TASK STATEMENT: Report, word for word, every line of the material that contains "name".

Figure collection entries:
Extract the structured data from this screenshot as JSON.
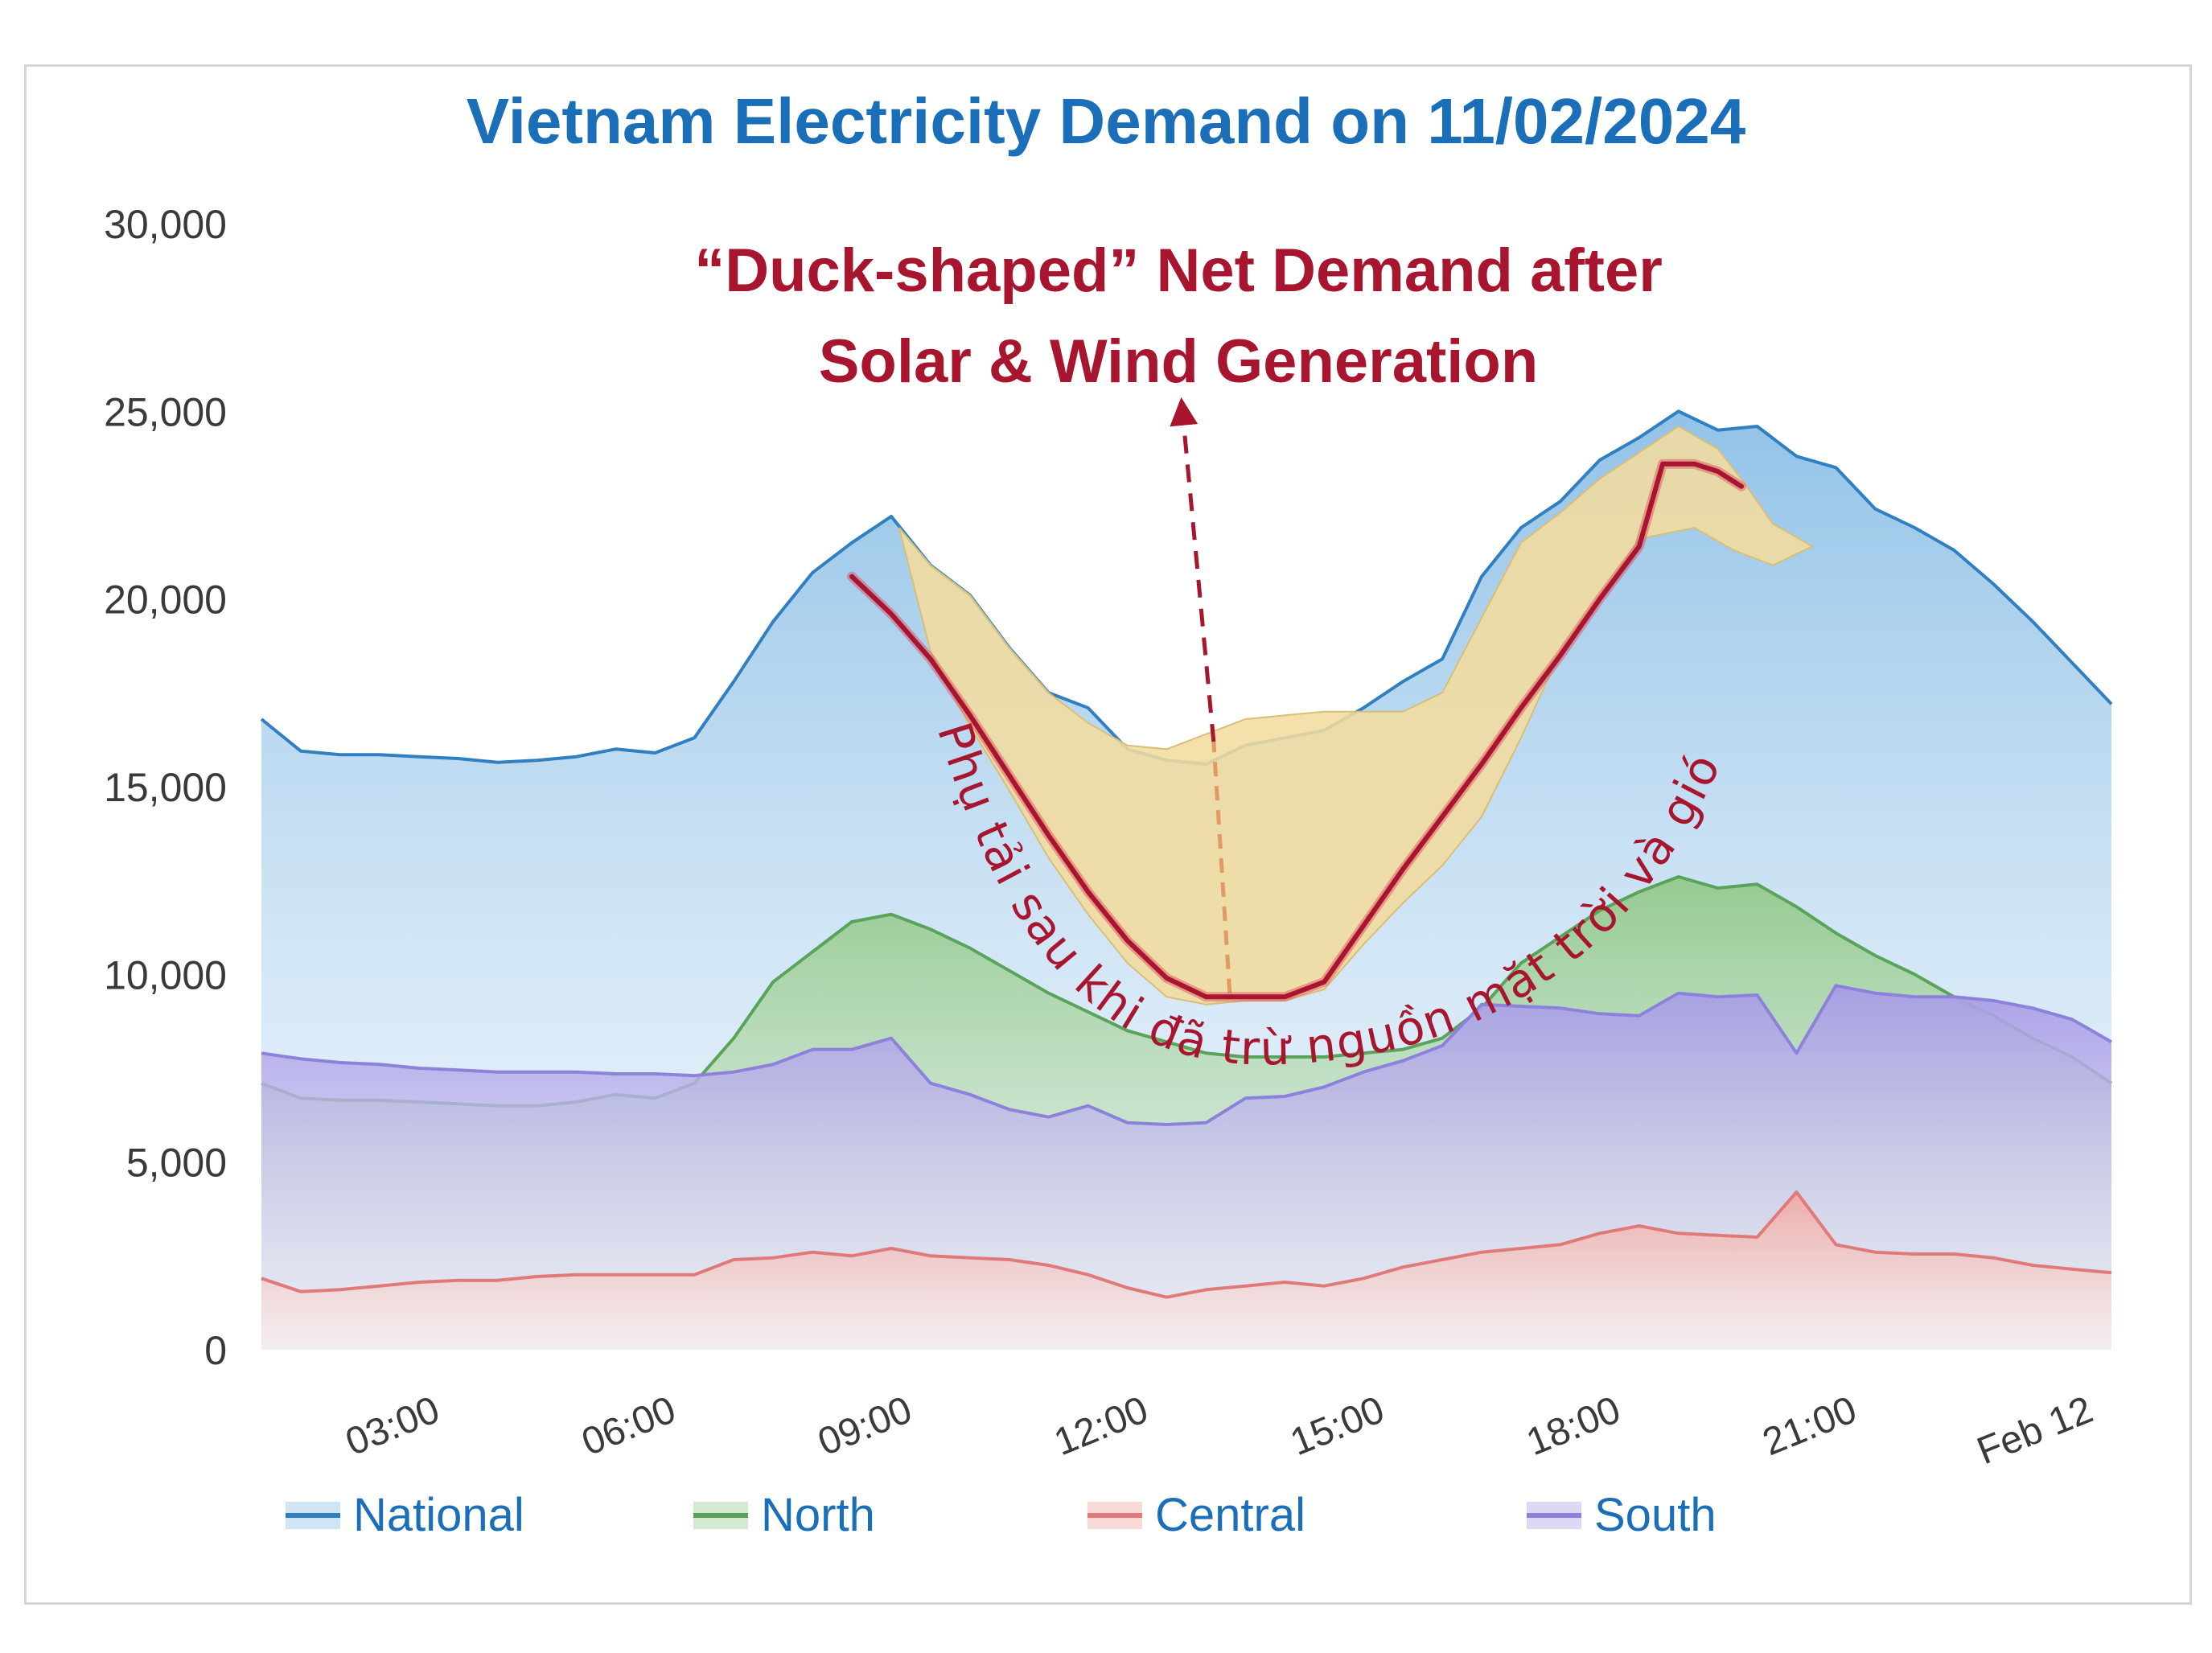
{
  "title": "Vietnam Electricity Demand on 11/02/2024",
  "annotation": {
    "heading_line1": "“Duck-shaped” Net Demand after",
    "heading_line2": "Solar & Wind Generation",
    "curve_text": "Phụ tải sau khi đã trừ nguồn mặt trời và gió",
    "color": "#a8152e",
    "belly_color": "#f2dc9e"
  },
  "chart_data": {
    "type": "area",
    "title": "Vietnam Electricity Demand on 11/02/2024",
    "xlabel": "",
    "ylabel": "",
    "x_unit": "hours since 00:00 on 11/02/2024",
    "x_ticks": [
      {
        "x": 3,
        "label": "03:00"
      },
      {
        "x": 6,
        "label": "06:00"
      },
      {
        "x": 9,
        "label": "09:00"
      },
      {
        "x": 12,
        "label": "12:00"
      },
      {
        "x": 15,
        "label": "15:00"
      },
      {
        "x": 18,
        "label": "18:00"
      },
      {
        "x": 21,
        "label": "21:00"
      },
      {
        "x": 24,
        "label": "Feb 12"
      }
    ],
    "y_ticks": [
      0,
      5000,
      10000,
      15000,
      20000,
      25000,
      30000
    ],
    "y_tick_labels": [
      "0",
      "5,000",
      "10,000",
      "15,000",
      "20,000",
      "25,000",
      "30,000"
    ],
    "xlim": [
      0.5,
      24
    ],
    "ylim": [
      0,
      30000
    ],
    "grid": false,
    "legend_position": "bottom",
    "series": [
      {
        "name": "National",
        "color": "#2f7fc1",
        "fill": "#9fc9ea",
        "points": [
          [
            0.5,
            16800
          ],
          [
            1.0,
            15950
          ],
          [
            1.5,
            15850
          ],
          [
            2.0,
            15850
          ],
          [
            2.5,
            15800
          ],
          [
            3.0,
            15750
          ],
          [
            3.5,
            15650
          ],
          [
            4.0,
            15700
          ],
          [
            4.5,
            15800
          ],
          [
            5.0,
            16000
          ],
          [
            5.5,
            15900
          ],
          [
            6.0,
            16300
          ],
          [
            6.5,
            17800
          ],
          [
            7.0,
            19400
          ],
          [
            7.5,
            20700
          ],
          [
            8.0,
            21500
          ],
          [
            8.5,
            22200
          ],
          [
            9.0,
            20900
          ],
          [
            9.5,
            20100
          ],
          [
            10.0,
            18700
          ],
          [
            10.5,
            17500
          ],
          [
            11.0,
            17100
          ],
          [
            11.5,
            16000
          ],
          [
            12.0,
            15700
          ],
          [
            12.5,
            15600
          ],
          [
            13.0,
            16100
          ],
          [
            13.5,
            16300
          ],
          [
            14.0,
            16500
          ],
          [
            14.5,
            17100
          ],
          [
            15.0,
            17800
          ],
          [
            15.5,
            18400
          ],
          [
            16.0,
            20600
          ],
          [
            16.5,
            21900
          ],
          [
            17.0,
            22600
          ],
          [
            17.5,
            23700
          ],
          [
            18.0,
            24300
          ],
          [
            18.5,
            25000
          ],
          [
            19.0,
            24500
          ],
          [
            19.5,
            24600
          ],
          [
            20.0,
            23800
          ],
          [
            20.5,
            23500
          ],
          [
            21.0,
            22400
          ],
          [
            21.5,
            21900
          ],
          [
            22.0,
            21300
          ],
          [
            22.5,
            20400
          ],
          [
            23.0,
            19400
          ],
          [
            23.5,
            18300
          ],
          [
            24.0,
            17200
          ]
        ]
      },
      {
        "name": "North",
        "color": "#5aa35a",
        "fill": "#a9d3a3",
        "points": [
          [
            0.5,
            7100
          ],
          [
            1.0,
            6700
          ],
          [
            1.5,
            6650
          ],
          [
            2.0,
            6650
          ],
          [
            2.5,
            6600
          ],
          [
            3.0,
            6550
          ],
          [
            3.5,
            6500
          ],
          [
            4.0,
            6500
          ],
          [
            4.5,
            6600
          ],
          [
            5.0,
            6800
          ],
          [
            5.5,
            6700
          ],
          [
            6.0,
            7100
          ],
          [
            6.5,
            8300
          ],
          [
            7.0,
            9800
          ],
          [
            7.5,
            10600
          ],
          [
            8.0,
            11400
          ],
          [
            8.5,
            11600
          ],
          [
            9.0,
            11200
          ],
          [
            9.5,
            10700
          ],
          [
            10.0,
            10100
          ],
          [
            10.5,
            9500
          ],
          [
            11.0,
            9000
          ],
          [
            11.5,
            8500
          ],
          [
            12.0,
            8200
          ],
          [
            12.5,
            7900
          ],
          [
            13.0,
            7800
          ],
          [
            13.5,
            7800
          ],
          [
            14.0,
            7800
          ],
          [
            14.5,
            7900
          ],
          [
            15.0,
            8000
          ],
          [
            15.5,
            8300
          ],
          [
            16.0,
            9100
          ],
          [
            16.5,
            10300
          ],
          [
            17.0,
            11000
          ],
          [
            17.5,
            11700
          ],
          [
            18.0,
            12200
          ],
          [
            18.5,
            12600
          ],
          [
            19.0,
            12300
          ],
          [
            19.5,
            12400
          ],
          [
            20.0,
            11800
          ],
          [
            20.5,
            11100
          ],
          [
            21.0,
            10500
          ],
          [
            21.5,
            10000
          ],
          [
            22.0,
            9400
          ],
          [
            22.5,
            8900
          ],
          [
            23.0,
            8300
          ],
          [
            23.5,
            7800
          ],
          [
            24.0,
            7100
          ]
        ]
      },
      {
        "name": "Central",
        "color": "#e07a7a",
        "fill": "#f2b4ad",
        "points": [
          [
            0.5,
            1900
          ],
          [
            1.0,
            1550
          ],
          [
            1.5,
            1600
          ],
          [
            2.0,
            1700
          ],
          [
            2.5,
            1800
          ],
          [
            3.0,
            1850
          ],
          [
            3.5,
            1850
          ],
          [
            4.0,
            1950
          ],
          [
            4.5,
            2000
          ],
          [
            5.0,
            2000
          ],
          [
            5.5,
            2000
          ],
          [
            6.0,
            2000
          ],
          [
            6.5,
            2400
          ],
          [
            7.0,
            2450
          ],
          [
            7.5,
            2600
          ],
          [
            8.0,
            2500
          ],
          [
            8.5,
            2700
          ],
          [
            9.0,
            2500
          ],
          [
            9.5,
            2450
          ],
          [
            10.0,
            2400
          ],
          [
            10.5,
            2250
          ],
          [
            11.0,
            2000
          ],
          [
            11.5,
            1650
          ],
          [
            12.0,
            1400
          ],
          [
            12.5,
            1600
          ],
          [
            13.0,
            1700
          ],
          [
            13.5,
            1800
          ],
          [
            14.0,
            1700
          ],
          [
            14.5,
            1900
          ],
          [
            15.0,
            2200
          ],
          [
            15.5,
            2400
          ],
          [
            16.0,
            2600
          ],
          [
            16.5,
            2700
          ],
          [
            17.0,
            2800
          ],
          [
            17.5,
            3100
          ],
          [
            18.0,
            3300
          ],
          [
            18.5,
            3100
          ],
          [
            19.0,
            3050
          ],
          [
            19.5,
            3000
          ],
          [
            20.0,
            4200
          ],
          [
            20.5,
            2800
          ],
          [
            21.0,
            2600
          ],
          [
            21.5,
            2550
          ],
          [
            22.0,
            2550
          ],
          [
            22.5,
            2450
          ],
          [
            23.0,
            2250
          ],
          [
            23.5,
            2150
          ],
          [
            24.0,
            2050
          ]
        ]
      },
      {
        "name": "South",
        "color": "#8d82db",
        "fill": "#bdb2ea",
        "points": [
          [
            0.5,
            7900
          ],
          [
            1.0,
            7750
          ],
          [
            1.5,
            7650
          ],
          [
            2.0,
            7600
          ],
          [
            2.5,
            7500
          ],
          [
            3.0,
            7450
          ],
          [
            3.5,
            7400
          ],
          [
            4.0,
            7400
          ],
          [
            4.5,
            7400
          ],
          [
            5.0,
            7350
          ],
          [
            5.5,
            7350
          ],
          [
            6.0,
            7300
          ],
          [
            6.5,
            7400
          ],
          [
            7.0,
            7600
          ],
          [
            7.5,
            8000
          ],
          [
            8.0,
            8000
          ],
          [
            8.5,
            8300
          ],
          [
            9.0,
            7100
          ],
          [
            9.5,
            6800
          ],
          [
            10.0,
            6400
          ],
          [
            10.5,
            6200
          ],
          [
            11.0,
            6500
          ],
          [
            11.5,
            6050
          ],
          [
            12.0,
            6000
          ],
          [
            12.5,
            6050
          ],
          [
            13.0,
            6700
          ],
          [
            13.5,
            6750
          ],
          [
            14.0,
            7000
          ],
          [
            14.5,
            7400
          ],
          [
            15.0,
            7700
          ],
          [
            15.5,
            8100
          ],
          [
            16.0,
            9200
          ],
          [
            16.5,
            9150
          ],
          [
            17.0,
            9100
          ],
          [
            17.5,
            8950
          ],
          [
            18.0,
            8900
          ],
          [
            18.5,
            9500
          ],
          [
            19.0,
            9400
          ],
          [
            19.5,
            9450
          ],
          [
            20.0,
            7900
          ],
          [
            20.5,
            9700
          ],
          [
            21.0,
            9500
          ],
          [
            21.5,
            9400
          ],
          [
            22.0,
            9400
          ],
          [
            22.5,
            9300
          ],
          [
            23.0,
            9100
          ],
          [
            23.5,
            8800
          ],
          [
            24.0,
            8200
          ]
        ]
      }
    ],
    "net_demand": {
      "points": [
        [
          8.0,
          20600
        ],
        [
          8.5,
          19600
        ],
        [
          9.0,
          18400
        ],
        [
          9.5,
          16900
        ],
        [
          10.0,
          15300
        ],
        [
          10.5,
          13700
        ],
        [
          11.0,
          12200
        ],
        [
          11.5,
          10900
        ],
        [
          12.0,
          9900
        ],
        [
          12.5,
          9400
        ],
        [
          13.0,
          9400
        ],
        [
          13.5,
          9400
        ],
        [
          14.0,
          9800
        ],
        [
          14.5,
          11300
        ],
        [
          15.0,
          12800
        ],
        [
          15.5,
          14200
        ],
        [
          16.0,
          15600
        ],
        [
          16.5,
          17100
        ],
        [
          17.0,
          18500
        ],
        [
          17.5,
          20000
        ],
        [
          18.0,
          21400
        ],
        [
          18.3,
          23600
        ],
        [
          18.7,
          23600
        ],
        [
          19.0,
          23400
        ],
        [
          19.3,
          23000
        ]
      ],
      "duck_belly_upper": [
        [
          8.6,
          21900
        ],
        [
          9.0,
          20900
        ],
        [
          9.5,
          20100
        ],
        [
          10.0,
          18700
        ],
        [
          10.5,
          17500
        ],
        [
          11.0,
          16700
        ],
        [
          11.5,
          16100
        ],
        [
          12.0,
          16000
        ],
        [
          12.5,
          16400
        ],
        [
          13.0,
          16800
        ],
        [
          13.5,
          16900
        ],
        [
          14.0,
          17000
        ],
        [
          14.5,
          17000
        ],
        [
          15.0,
          17000
        ],
        [
          15.5,
          17500
        ],
        [
          16.0,
          19500
        ],
        [
          16.5,
          21500
        ],
        [
          17.0,
          22300
        ],
        [
          17.5,
          23200
        ],
        [
          18.0,
          23900
        ],
        [
          18.5,
          24600
        ],
        [
          19.0,
          24000
        ],
        [
          19.3,
          23200
        ],
        [
          19.7,
          22000
        ],
        [
          20.2,
          21400
        ]
      ],
      "duck_belly_lower": [
        [
          20.2,
          21400
        ],
        [
          19.7,
          20900
        ],
        [
          19.2,
          21300
        ],
        [
          18.7,
          21900
        ],
        [
          18.0,
          21600
        ],
        [
          17.5,
          20000
        ],
        [
          17.0,
          18600
        ],
        [
          16.5,
          16300
        ],
        [
          16.0,
          14200
        ],
        [
          15.5,
          12900
        ],
        [
          15.0,
          11900
        ],
        [
          14.5,
          10800
        ],
        [
          14.0,
          9600
        ],
        [
          13.5,
          9300
        ],
        [
          13.0,
          9300
        ],
        [
          12.5,
          9200
        ],
        [
          12.0,
          9400
        ],
        [
          11.5,
          10300
        ],
        [
          11.0,
          11600
        ],
        [
          10.5,
          13100
        ],
        [
          10.0,
          14900
        ],
        [
          9.5,
          16600
        ],
        [
          9.0,
          18600
        ],
        [
          8.6,
          21900
        ]
      ],
      "arrow_from": [
        12.8,
        9500
      ],
      "arrow_to": [
        12.2,
        25000
      ]
    }
  },
  "legend": {
    "items": [
      {
        "label": "National"
      },
      {
        "label": "North"
      },
      {
        "label": "Central"
      },
      {
        "label": "South"
      }
    ]
  }
}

TASK OUTPUT:
        "name": "National",
        "name": "North",
        "name": "Central",
        "name": "South",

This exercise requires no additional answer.